Skip every image and restate the data word for word.

(Data excerpts)
....

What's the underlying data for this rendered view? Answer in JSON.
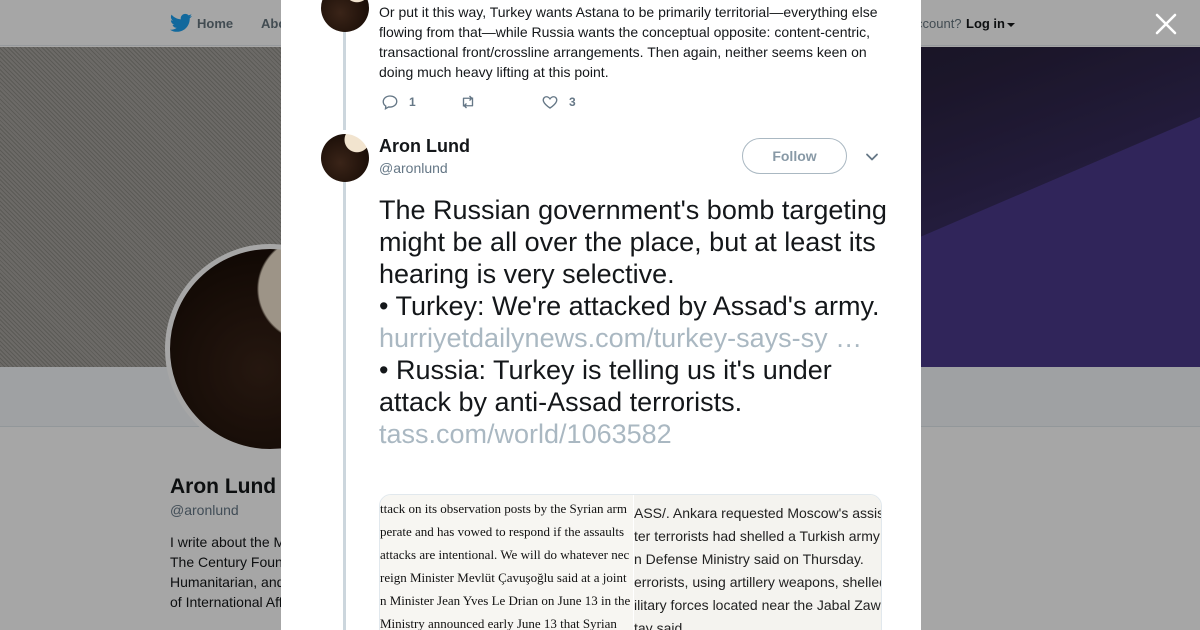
{
  "nav": {
    "home": "Home",
    "about": "Abo",
    "account_prompt": "ccount?",
    "login": "Log in"
  },
  "profile": {
    "name": "Aron Lund",
    "handle": "@aronlund",
    "bio_lines": [
      "I write about the M",
      "The Century Foun",
      "Humanitarian, and",
      "of International Aff"
    ]
  },
  "previous_tweet": {
    "text": "Or put it this way, Turkey wants Astana to be primarily territorial—everything else flowing from that—while Russia wants the conceptual opposite: content-centric, transactional front/crossline arrangements. Then again, neither seems keen on doing much heavy lifting at this point.",
    "reply_count": "1",
    "retweet_count": "",
    "like_count": "3"
  },
  "tweet": {
    "author_name": "Aron Lund",
    "author_handle": "@aronlund",
    "follow_label": "Follow",
    "line1": "The Russian government's bomb targeting might be all over the place, but at least its hearing is very selective.",
    "line2_text": "• Turkey: We're attacked by Assad's army. ",
    "line2_link": "hurriyetdailynews.com/turkey-says-sy  …",
    "line3_text": "• Russia: Turkey is telling us it's under attack by anti-Assad terrorists.",
    "line3_link": " tass.com/world/1063582"
  },
  "media": {
    "left_lines": [
      "ttack on its observation posts by the Syrian arm",
      "perate and has vowed to respond if the assaults",
      "attacks are intentional. We will do whatever nec",
      "reign Minister Mevlüt Çavuşoğlu said at a joint",
      "n Minister Jean Yves Le Drian on June 13 in the",
      "Ministry announced early June 13 that Syrian"
    ],
    "right_lines": [
      "ASS/. Ankara requested Moscow's assis",
      "ter terrorists had shelled a Turkish army",
      "n Defense Ministry said on Thursday.",
      "errorists, using artillery weapons, shelled",
      "ilitary forces located near the Jabal Zaw",
      "tay said."
    ]
  },
  "colors": {
    "twitter_blue": "#1da1f2",
    "text_primary": "#14171a",
    "text_secondary": "#657786",
    "link_faded": "#aab8c2"
  },
  "icons": [
    "twitter-bird-icon",
    "close-icon",
    "reply-icon",
    "retweet-icon",
    "like-icon",
    "chevron-down-icon"
  ]
}
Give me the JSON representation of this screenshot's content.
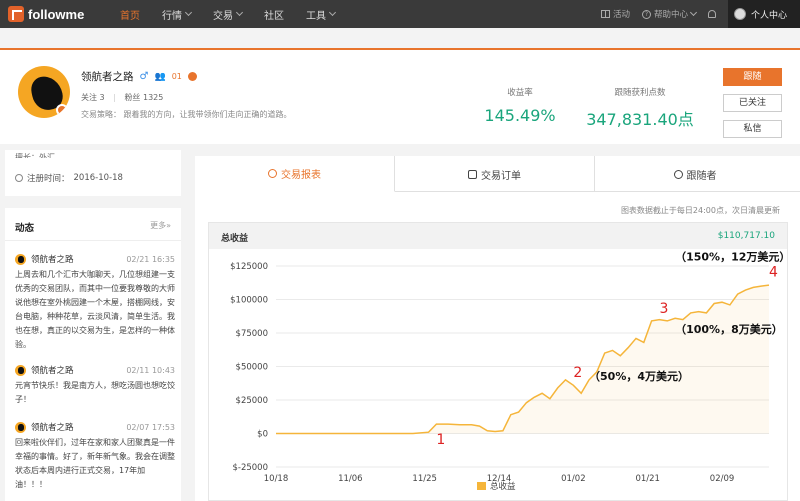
{
  "nav": {
    "logo": "followme",
    "items": [
      {
        "label": "首页",
        "active": true,
        "dropdown": false
      },
      {
        "label": "行情",
        "active": false,
        "dropdown": true
      },
      {
        "label": "交易",
        "active": false,
        "dropdown": true
      },
      {
        "label": "社区",
        "active": false,
        "dropdown": false
      },
      {
        "label": "工具",
        "active": false,
        "dropdown": true
      }
    ],
    "activity": "活动",
    "help": "帮助中心",
    "user": "个人中心"
  },
  "profile": {
    "name": "领航者之路",
    "level": "01",
    "follow_label": "关注",
    "follow_count": "3",
    "fans_label": "粉丝",
    "fans_count": "1325",
    "strategy_label": "交易策略：",
    "strategy": "跟着我的方向，让我带领你们走向正确的道路。",
    "return_label": "收益率",
    "return_value": "145.49%",
    "points_label": "跟随获利点数",
    "points_value": "347,831.40点",
    "buttons": {
      "follow": "跟随",
      "followed": "已关注",
      "message": "私信"
    }
  },
  "sidebar": {
    "truncated_text": "擅长：外汇",
    "register_label": "注册时间：",
    "register_date": "2016-10-18",
    "feed_title": "动态",
    "feed_more": "更多»",
    "posts": [
      {
        "author": "领航者之路",
        "date": "02/21 16:35",
        "text": "上周去和几个汇市大咖聊天，几位想组建一支优秀的交易团队，而其中一位要我尊敬的大师说他想在室外桃园建一个木屋，搭棚网线，安台电脑，种种花草，云淡风清，简单生活。我也在想，真正的以交易为生，是怎样的一种体验。"
      },
      {
        "author": "领航者之路",
        "date": "02/11 10:43",
        "text": "元宵节快乐！我是南方人，想吃汤圆也想吃饺子！"
      },
      {
        "author": "领航者之路",
        "date": "02/07 17:53",
        "text": "回来啦伙伴们，过年在家和家人团聚真是一件幸福的事情。好了，新年新气象。我会在调整状态后本周内进行正式交易，17年加油！！！"
      }
    ]
  },
  "tabs": [
    {
      "label": "交易报表",
      "active": true
    },
    {
      "label": "交易订单",
      "active": false
    },
    {
      "label": "跟随者",
      "active": false
    }
  ],
  "chart_header": {
    "deadline": "图表数据截止于每日24:00点，次日清晨更新",
    "title": "总收益",
    "total": "$110,717.10"
  },
  "chart_data": {
    "type": "area",
    "title": "总收益",
    "legend": "总收益",
    "legend_position": "bottom",
    "ylim": [
      -25000,
      125000
    ],
    "yticks": [
      "$125000",
      "$100000",
      "$75000",
      "$50000",
      "$25000",
      "$0",
      "$-25000"
    ],
    "xticks": [
      "10/18",
      "11/06",
      "11/25",
      "12/14",
      "01/02",
      "01/21",
      "02/09"
    ],
    "grid": true,
    "color": "#f5b53a",
    "x": [
      "10/18",
      "10/25",
      "11/01",
      "11/08",
      "11/15",
      "11/22",
      "11/26",
      "11/28",
      "12/01",
      "12/04",
      "12/07",
      "12/09",
      "12/11",
      "12/13",
      "12/15",
      "12/17",
      "12/19",
      "12/21",
      "12/23",
      "12/25",
      "12/27",
      "12/29",
      "12/31",
      "01/02",
      "01/04",
      "01/06",
      "01/08",
      "01/10",
      "01/12",
      "01/14",
      "01/16",
      "01/18",
      "01/20",
      "01/22",
      "01/24",
      "01/26",
      "01/28",
      "01/30",
      "02/01",
      "02/03",
      "02/05",
      "02/07",
      "02/09",
      "02/11",
      "02/13",
      "02/15",
      "02/17",
      "02/19",
      "02/21"
    ],
    "values": [
      0,
      0,
      0,
      0,
      0,
      0,
      1000,
      7000,
      7000,
      6500,
      6500,
      5500,
      2000,
      1500,
      2000,
      14000,
      16000,
      23000,
      27000,
      30000,
      26000,
      34000,
      40000,
      36000,
      30000,
      40000,
      46000,
      60000,
      62000,
      58000,
      64000,
      71000,
      68000,
      84000,
      85000,
      84000,
      86000,
      85000,
      90000,
      91000,
      90000,
      97000,
      98000,
      96000,
      104000,
      107000,
      109000,
      110000,
      110717
    ],
    "annotations": [
      {
        "x": "11/28",
        "y": -8000,
        "text": "1",
        "color": "#d22"
      },
      {
        "x": "01/02",
        "y": 42000,
        "text": "2",
        "color": "#d22"
      },
      {
        "x": "01/24",
        "y": 90000,
        "text": "3",
        "color": "#d22"
      },
      {
        "x": "02/21",
        "y": 117000,
        "text": "4",
        "color": "#d22"
      },
      {
        "x": "01/06",
        "y": 40000,
        "text": "（50%，4万美元）",
        "color": "#111"
      },
      {
        "x": "01/28",
        "y": 75000,
        "text": "（100%，8万美元）",
        "color": "#111"
      },
      {
        "x": "01/28",
        "y": 129000,
        "text": "（150%，12万美元）",
        "color": "#111"
      }
    ]
  }
}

....

▶ ANSWER FOR THE TASK
What's the underlying data for this rendered view? Answer in JSON.
{
  "nav": {
    "home": "Home",
    "about": "Abo",
    "account_prompt": "ccount?",
    "login": "Log in"
  },
  "profile": {
    "name": "Aron Lund",
    "handle": "@aronlund",
    "bio_lines": [
      "I write about the M",
      "The Century Foun",
      "Humanitarian, and",
      "of International Aff"
    ]
  },
  "previous_tweet": {
    "text": "Or put it this way, Turkey wants Astana to be primarily territorial—everything else flowing from that—while Russia wants the conceptual opposite: content-centric, transactional front/crossline arrangements. Then again, neither seems keen on doing much heavy lifting at this point.",
    "reply_count": "1",
    "retweet_count": "",
    "like_count": "3"
  },
  "tweet": {
    "author_name": "Aron Lund",
    "author_handle": "@aronlund",
    "follow_label": "Follow",
    "line1": "The Russian government's bomb targeting might be all over the place, but at least its hearing is very selective.",
    "line2_text": "• Turkey: We're attacked by Assad's army. ",
    "line2_link": "hurriyetdailynews.com/turkey-says-sy  …",
    "line3_text": "• Russia: Turkey is telling us it's under attack by anti-Assad terrorists.",
    "line3_link": " tass.com/world/1063582"
  },
  "media": {
    "left_lines": [
      "ttack on its observation posts by the Syrian arm",
      "perate and has vowed to respond if the assaults",
      "attacks are intentional. We will do whatever nec",
      "reign Minister Mevlüt Çavuşoğlu said at a joint",
      "n Minister Jean Yves Le Drian on June 13 in the",
      "Ministry announced early June 13 that Syrian"
    ],
    "right_lines": [
      "ASS/. Ankara requested Moscow's assis",
      "ter terrorists had shelled a Turkish army",
      "n Defense Ministry said on Thursday.",
      "errorists, using artillery weapons, shelled",
      "ilitary forces located near the Jabal Zaw",
      "tay said."
    ]
  },
  "colors": {
    "twitter_blue": "#1da1f2",
    "text_primary": "#14171a",
    "text_secondary": "#657786",
    "link_faded": "#aab8c2"
  },
  "icons": [
    "twitter-bird-icon",
    "close-icon",
    "reply-icon",
    "retweet-icon",
    "like-icon",
    "chevron-down-icon"
  ]
}
Give me the JSON representation of this screenshot's content.
{
  "nav": {
    "logo": "followme",
    "items": [
      {
        "label": "首页",
        "active": true,
        "dropdown": false
      },
      {
        "label": "行情",
        "active": false,
        "dropdown": true
      },
      {
        "label": "交易",
        "active": false,
        "dropdown": true
      },
      {
        "label": "社区",
        "active": false,
        "dropdown": false
      },
      {
        "label": "工具",
        "active": false,
        "dropdown": true
      }
    ],
    "activity": "活动",
    "help": "帮助中心",
    "user": "个人中心"
  },
  "profile": {
    "name": "领航者之路",
    "level": "01",
    "follow_label": "关注",
    "follow_count": "3",
    "fans_label": "粉丝",
    "fans_count": "1325",
    "strategy_label": "交易策略：",
    "strategy": "跟着我的方向，让我带领你们走向正确的道路。",
    "return_label": "收益率",
    "return_value": "145.49%",
    "points_label": "跟随获利点数",
    "points_value": "347,831.40点",
    "buttons": {
      "follow": "跟随",
      "followed": "已关注",
      "message": "私信"
    }
  },
  "sidebar": {
    "truncated_text": "擅长：外汇",
    "register_label": "注册时间：",
    "register_date": "2016-10-18",
    "feed_title": "动态",
    "feed_more": "更多»",
    "posts": [
      {
        "author": "领航者之路",
        "date": "02/21 16:35",
        "text": "上周去和几个汇市大咖聊天，几位想组建一支优秀的交易团队，而其中一位要我尊敬的大师说他想在室外桃园建一个木屋，搭棚网线，安台电脑，种种花草，云淡风清，简单生活。我也在想，真正的以交易为生，是怎样的一种体验。"
      },
      {
        "author": "领航者之路",
        "date": "02/11 10:43",
        "text": "元宵节快乐！我是南方人，想吃汤圆也想吃饺子！"
      },
      {
        "author": "领航者之路",
        "date": "02/07 17:53",
        "text": "回来啦伙伴们，过年在家和家人团聚真是一件幸福的事情。好了，新年新气象。我会在调整状态后本周内进行正式交易，17年加油！！！"
      }
    ]
  },
  "tabs": [
    {
      "label": "交易报表",
      "active": true
    },
    {
      "label": "交易订单",
      "active": false
    },
    {
      "label": "跟随者",
      "active": false
    }
  ],
  "chart_header": {
    "deadline": "图表数据截止于每日24:00点，次日清晨更新",
    "title": "总收益",
    "total": "$110,717.10"
  },
  "chart_data": {
    "type": "area",
    "title": "总收益",
    "legend": "总收益",
    "legend_position": "bottom",
    "ylim": [
      -25000,
      125000
    ],
    "yticks": [
      "$125000",
      "$100000",
      "$75000",
      "$50000",
      "$25000",
      "$0",
      "$-25000"
    ],
    "xticks": [
      "10/18",
      "11/06",
      "11/25",
      "12/14",
      "01/02",
      "01/21",
      "02/09"
    ],
    "grid": true,
    "color": "#f5b53a",
    "x": [
      "10/18",
      "10/25",
      "11/01",
      "11/08",
      "11/15",
      "11/22",
      "11/26",
      "11/28",
      "12/01",
      "12/04",
      "12/07",
      "12/09",
      "12/11",
      "12/13",
      "12/15",
      "12/17",
      "12/19",
      "12/21",
      "12/23",
      "12/25",
      "12/27",
      "12/29",
      "12/31",
      "01/02",
      "01/04",
      "01/06",
      "01/08",
      "01/10",
      "01/12",
      "01/14",
      "01/16",
      "01/18",
      "01/20",
      "01/22",
      "01/24",
      "01/26",
      "01/28",
      "01/30",
      "02/01",
      "02/03",
      "02/05",
      "02/07",
      "02/09",
      "02/11",
      "02/13",
      "02/15",
      "02/17",
      "02/19",
      "02/21"
    ],
    "values": [
      0,
      0,
      0,
      0,
      0,
      0,
      1000,
      7000,
      7000,
      6500,
      6500,
      5500,
      2000,
      1500,
      2000,
      14000,
      16000,
      23000,
      27000,
      30000,
      26000,
      34000,
      40000,
      36000,
      30000,
      40000,
      46000,
      60000,
      62000,
      58000,
      64000,
      71000,
      68000,
      84000,
      85000,
      84000,
      86000,
      85000,
      90000,
      91000,
      90000,
      97000,
      98000,
      96000,
      104000,
      107000,
      109000,
      110000,
      110717
    ],
    "annotations": [
      {
        "x": "11/28",
        "y": -8000,
        "text": "1",
        "color": "#d22"
      },
      {
        "x": "01/02",
        "y": 42000,
        "text": "2",
        "color": "#d22"
      },
      {
        "x": "01/24",
        "y": 90000,
        "text": "3",
        "color": "#d22"
      },
      {
        "x": "02/21",
        "y": 117000,
        "text": "4",
        "color": "#d22"
      },
      {
        "x": "01/06",
        "y": 40000,
        "text": "（50%，4万美元）",
        "color": "#111"
      },
      {
        "x": "01/28",
        "y": 75000,
        "text": "（100%，8万美元）",
        "color": "#111"
      },
      {
        "x": "01/28",
        "y": 129000,
        "text": "（150%，12万美元）",
        "color": "#111"
      }
    ]
  }
}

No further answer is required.